(Data entries)
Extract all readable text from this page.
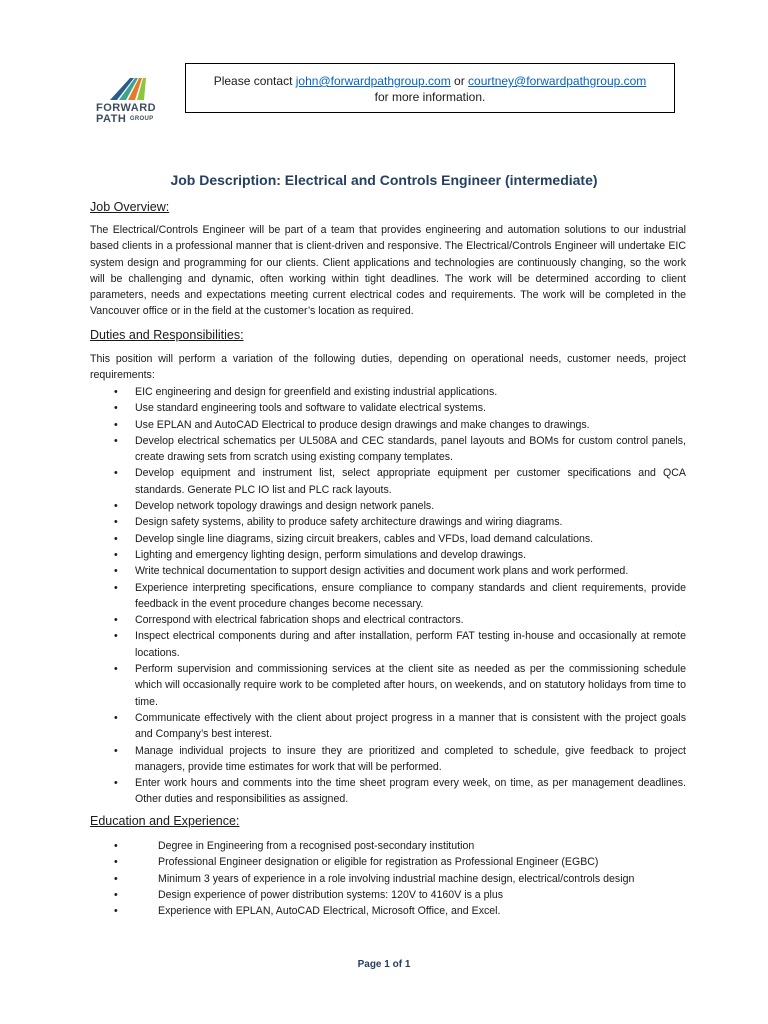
FORWARD
PATH $^{GROUP}$
Please contact john@forwardpathgroup.com or courtney@forwardpathgroup.com
for more information.
Job Description: Electrical and Controls Engineer (intermediate)
Job Overview:
The Electrical/Controls Engineer will be part of a team that provides engineering and automation solutions to our industrial based clients in a professional manner that is client-driven and responsive. The Electrical/Controls Engineer will undertake EIC system design and programming for our clients. Client applications and technologies are continuously changing, so the work will be challenging and dynamic, often working within tight deadlines. The work will be determined according to client parameters, needs and expectations meeting current electrical codes and requirements. The work will be completed in the Vancouver office or in the field at the customer’s location as required.
Duties and Responsibilities:
This position will perform a variation of the following duties, depending on operational needs, customer needs, project requirements:
• EIC engineering and design for greenfield and existing industrial applications.
• Use standard engineering tools and software to validate electrical systems.
• Use EPLAN and AutoCAD Electrical to produce design drawings and make changes to drawings.
• Develop electrical schematics per UL508A and CEC standards, panel layouts and BOMs for custom control panels, create drawing sets from scratch using existing company templates.
• Develop equipment and instrument list, select appropriate equipment per customer specifications and QCA standards. Generate PLC IO list and PLC rack layouts.
• Develop network topology drawings and design network panels.
• Design safety systems, ability to produce safety architecture drawings and wiring diagrams.
• Develop single line diagrams, sizing circuit breakers, cables and VFDs, load demand calculations.
• Lighting and emergency lighting design, perform simulations and develop drawings.
• Write technical documentation to support design activities and document work plans and work performed.
• Experience interpreting specifications, ensure compliance to company standards and client requirements, provide feedback in the event procedure changes become necessary.
• Correspond with electrical fabrication shops and electrical contractors.
• Inspect electrical components during and after installation, perform FAT testing in-house and occasionally at remote locations.
• Perform supervision and commissioning services at the client site as needed as per the commissioning schedule which will occasionally require work to be completed after hours, on weekends, and on statutory holidays from time to time.
• Communicate effectively with the client about project progress in a manner that is consistent with the project goals and Company’s best interest.
• Manage individual projects to insure they are prioritized and completed to schedule, give feedback to project managers, provide time estimates for work that will be performed.
• Enter work hours and comments into the time sheet program every week, on time, as per management deadlines. Other duties and responsibilities as assigned.
Education and Experience:
• Degree in Engineering from a recognised post-secondary institution
• Professional Engineer designation or eligible for registration as Professional Engineer (EGBC)
• Minimum 3 years of experience in a role involving industrial machine design, electrical/controls design
• Design experience of power distribution systems: 120V to 4160V is a plus
• Experience with EPLAN, AutoCAD Electrical, Microsoft Office, and Excel.
Page 1 of 1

Short exercise: Leave the pictures out, and print every line of the listing exactly as written.

Final result:
Extract all readable text from this page.
FORWARD
PATH $^{GROUP}$
Please contact john@forwardpathgroup.com or courtney@forwardpathgroup.com
for more information.
Job Description: Electrical and Controls Engineer (intermediate)
Job Overview:
The Electrical/Controls Engineer will be part of a team that provides engineering and automation solutions to our industrial based clients in a professional manner that is client-driven and responsive. The Electrical/Controls Engineer will undertake EIC system design and programming for our clients. Client applications and technologies are continuously changing, so the work will be challenging and dynamic, often working within tight deadlines. The work will be determined according to client parameters, needs and expectations meeting current electrical codes and requirements. The work will be completed in the Vancouver office or in the field at the customer’s location as required.
Duties and Responsibilities:
This position will perform a variation of the following duties, depending on operational needs, customer needs, project requirements:
• EIC engineering and design for greenfield and existing industrial applications.
• Use standard engineering tools and software to validate electrical systems.
• Use EPLAN and AutoCAD Electrical to produce design drawings and make changes to drawings.
• Develop electrical schematics per UL508A and CEC standards, panel layouts and BOMs for custom control panels, create drawing sets from scratch using existing company templates.
• Develop equipment and instrument list, select appropriate equipment per customer specifications and QCA standards. Generate PLC IO list and PLC rack layouts.
• Develop network topology drawings and design network panels.
• Design safety systems, ability to produce safety architecture drawings and wiring diagrams.
• Develop single line diagrams, sizing circuit breakers, cables and VFDs, load demand calculations.
• Lighting and emergency lighting design, perform simulations and develop drawings.
• Write technical documentation to support design activities and document work plans and work performed.
• Experience interpreting specifications, ensure compliance to company standards and client requirements, provide feedback in the event procedure changes become necessary.
• Correspond with electrical fabrication shops and electrical contractors.
• Inspect electrical components during and after installation, perform FAT testing in-house and occasionally at remote locations.
• Perform supervision and commissioning services at the client site as needed as per the commissioning schedule which will occasionally require work to be completed after hours, on weekends, and on statutory holidays from time to time.
• Communicate effectively with the client about project progress in a manner that is consistent with the project goals and Company’s best interest.
• Manage individual projects to insure they are prioritized and completed to schedule, give feedback to project managers, provide time estimates for work that will be performed.
• Enter work hours and comments into the time sheet program every week, on time, as per management deadlines. Other duties and responsibilities as assigned.
Education and Experience:
• Degree in Engineering from a recognised post-secondary institution
• Professional Engineer designation or eligible for registration as Professional Engineer (EGBC)
• Minimum 3 years of experience in a role involving industrial machine design, electrical/controls design
• Design experience of power distribution systems: 120V to 4160V is a plus
• Experience with EPLAN, AutoCAD Electrical, Microsoft Office, and Excel.
Page 1 of 1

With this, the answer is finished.